##### RECORD LIST

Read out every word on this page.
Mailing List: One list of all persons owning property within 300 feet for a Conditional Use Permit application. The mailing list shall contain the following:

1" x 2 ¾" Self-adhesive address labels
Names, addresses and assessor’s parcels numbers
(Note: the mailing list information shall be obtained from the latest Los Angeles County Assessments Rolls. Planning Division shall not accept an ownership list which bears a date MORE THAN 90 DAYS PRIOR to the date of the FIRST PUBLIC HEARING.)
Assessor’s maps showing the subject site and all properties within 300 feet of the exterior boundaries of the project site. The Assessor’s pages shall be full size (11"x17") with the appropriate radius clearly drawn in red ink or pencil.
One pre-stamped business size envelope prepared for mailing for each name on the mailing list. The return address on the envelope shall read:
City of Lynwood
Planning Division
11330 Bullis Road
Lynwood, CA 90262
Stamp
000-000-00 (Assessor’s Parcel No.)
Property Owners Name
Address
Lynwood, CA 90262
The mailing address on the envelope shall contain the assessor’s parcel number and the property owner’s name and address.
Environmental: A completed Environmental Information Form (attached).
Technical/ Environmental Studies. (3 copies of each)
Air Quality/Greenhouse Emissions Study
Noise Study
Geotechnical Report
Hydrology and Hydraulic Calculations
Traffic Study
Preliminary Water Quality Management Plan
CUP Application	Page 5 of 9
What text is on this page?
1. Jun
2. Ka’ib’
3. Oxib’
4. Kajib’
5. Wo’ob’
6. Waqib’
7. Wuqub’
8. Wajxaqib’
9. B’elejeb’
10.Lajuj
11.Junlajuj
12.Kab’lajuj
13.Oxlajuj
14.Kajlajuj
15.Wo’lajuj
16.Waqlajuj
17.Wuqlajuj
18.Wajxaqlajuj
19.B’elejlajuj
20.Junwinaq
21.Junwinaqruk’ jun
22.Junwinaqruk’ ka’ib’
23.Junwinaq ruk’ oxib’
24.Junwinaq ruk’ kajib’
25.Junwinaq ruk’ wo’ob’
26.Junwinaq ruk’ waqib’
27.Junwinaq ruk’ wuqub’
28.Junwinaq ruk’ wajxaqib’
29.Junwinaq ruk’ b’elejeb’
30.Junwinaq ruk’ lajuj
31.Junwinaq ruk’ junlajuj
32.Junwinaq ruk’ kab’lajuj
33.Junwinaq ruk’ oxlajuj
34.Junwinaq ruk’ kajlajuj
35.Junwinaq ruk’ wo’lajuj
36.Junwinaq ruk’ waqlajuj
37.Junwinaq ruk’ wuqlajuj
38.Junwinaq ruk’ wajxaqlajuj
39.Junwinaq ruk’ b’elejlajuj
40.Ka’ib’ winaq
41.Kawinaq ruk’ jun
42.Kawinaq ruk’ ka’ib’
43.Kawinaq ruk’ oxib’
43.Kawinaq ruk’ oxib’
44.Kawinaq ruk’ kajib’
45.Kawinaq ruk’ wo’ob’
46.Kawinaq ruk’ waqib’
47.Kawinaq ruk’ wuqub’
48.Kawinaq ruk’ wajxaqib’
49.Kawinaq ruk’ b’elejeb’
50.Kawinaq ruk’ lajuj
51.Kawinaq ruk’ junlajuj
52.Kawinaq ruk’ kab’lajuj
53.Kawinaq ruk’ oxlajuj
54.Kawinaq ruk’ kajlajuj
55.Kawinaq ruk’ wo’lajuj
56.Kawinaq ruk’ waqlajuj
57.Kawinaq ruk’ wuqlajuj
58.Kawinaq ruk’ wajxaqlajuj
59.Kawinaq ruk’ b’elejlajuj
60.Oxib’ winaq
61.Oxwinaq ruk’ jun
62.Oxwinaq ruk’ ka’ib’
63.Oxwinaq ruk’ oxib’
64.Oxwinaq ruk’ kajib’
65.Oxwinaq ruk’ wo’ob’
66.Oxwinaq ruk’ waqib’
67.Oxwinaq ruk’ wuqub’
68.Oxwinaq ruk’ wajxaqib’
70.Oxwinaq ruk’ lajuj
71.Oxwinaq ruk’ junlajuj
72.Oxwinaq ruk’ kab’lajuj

##########

EXERCISE DESCRIPTION: Return all of the entries exactly as written.

REPLY TO THE TASK:
Read out every word on this page.
Mailing List: One list of all persons owning property within 300 feet for a Conditional Use Permit application. The mailing list shall contain the following:

1" x 2 ¾" Self-adhesive address labels
Names, addresses and assessor’s parcels numbers
(Note: the mailing list information shall be obtained from the latest Los Angeles County Assessments Rolls. Planning Division shall not accept an ownership list which bears a date MORE THAN 90 DAYS PRIOR to the date of the FIRST PUBLIC HEARING.)
Assessor’s maps showing the subject site and all properties within 300 feet of the exterior boundaries of the project site. The Assessor’s pages shall be full size (11"x17") with the appropriate radius clearly drawn in red ink or pencil.
One pre-stamped business size envelope prepared for mailing for each name on the mailing list. The return address on the envelope shall read:
City of Lynwood
Planning Division
11330 Bullis Road
Lynwood, CA 90262
Stamp
000-000-00 (Assessor’s Parcel No.)
Property Owners Name
Address
Lynwood, CA 90262
The mailing address on the envelope shall contain the assessor’s parcel number and the property owner’s name and address.
Environmental: A completed Environmental Information Form (attached).
Technical/ Environmental Studies. (3 copies of each)
Air Quality/Greenhouse Emissions Study
Noise Study
Geotechnical Report
Hydrology and Hydraulic Calculations
Traffic Study
Preliminary Water Quality Management Plan
CUP Application	Page 5 of 9
What text is on this page?
1. Jun
2. Ka’ib’
3. Oxib’
4. Kajib’
5. Wo’ob’
6. Waqib’
7. Wuqub’
8. Wajxaqib’
9. B’elejeb’
10.Lajuj
11.Junlajuj
12.Kab’lajuj
13.Oxlajuj
14.Kajlajuj
15.Wo’lajuj
16.Waqlajuj
17.Wuqlajuj
18.Wajxaqlajuj
19.B’elejlajuj
20.Junwinaq
21.Junwinaqruk’ jun
22.Junwinaqruk’ ka’ib’
23.Junwinaq ruk’ oxib’
24.Junwinaq ruk’ kajib’
25.Junwinaq ruk’ wo’ob’
26.Junwinaq ruk’ waqib’
27.Junwinaq ruk’ wuqub’
28.Junwinaq ruk’ wajxaqib’
29.Junwinaq ruk’ b’elejeb’
30.Junwinaq ruk’ lajuj
31.Junwinaq ruk’ junlajuj
32.Junwinaq ruk’ kab’lajuj
33.Junwinaq ruk’ oxlajuj
34.Junwinaq ruk’ kajlajuj
35.Junwinaq ruk’ wo’lajuj
36.Junwinaq ruk’ waqlajuj
37.Junwinaq ruk’ wuqlajuj
38.Junwinaq ruk’ wajxaqlajuj
39.Junwinaq ruk’ b’elejlajuj
40.Ka’ib’ winaq
41.Kawinaq ruk’ jun
42.Kawinaq ruk’ ka’ib’
43.Kawinaq ruk’ oxib’
43.Kawinaq ruk’ oxib’
44.Kawinaq ruk’ kajib’
45.Kawinaq ruk’ wo’ob’
46.Kawinaq ruk’ waqib’
47.Kawinaq ruk’ wuqub’
48.Kawinaq ruk’ wajxaqib’
49.Kawinaq ruk’ b’elejeb’
50.Kawinaq ruk’ lajuj
51.Kawinaq ruk’ junlajuj
52.Kawinaq ruk’ kab’lajuj
53.Kawinaq ruk’ oxlajuj
54.Kawinaq ruk’ kajlajuj
55.Kawinaq ruk’ wo’lajuj
56.Kawinaq ruk’ waqlajuj
57.Kawinaq ruk’ wuqlajuj
58.Kawinaq ruk’ wajxaqlajuj
59.Kawinaq ruk’ b’elejlajuj
60.Oxib’ winaq
61.Oxwinaq ruk’ jun
62.Oxwinaq ruk’ ka’ib’
63.Oxwinaq ruk’ oxib’
64.Oxwinaq ruk’ kajib’
65.Oxwinaq ruk’ wo’ob’
66.Oxwinaq ruk’ waqib’
67.Oxwinaq ruk’ wuqub’
68.Oxwinaq ruk’ wajxaqib’
70.Oxwinaq ruk’ lajuj
71.Oxwinaq ruk’ junlajuj
72.Oxwinaq ruk’ kab’lajuj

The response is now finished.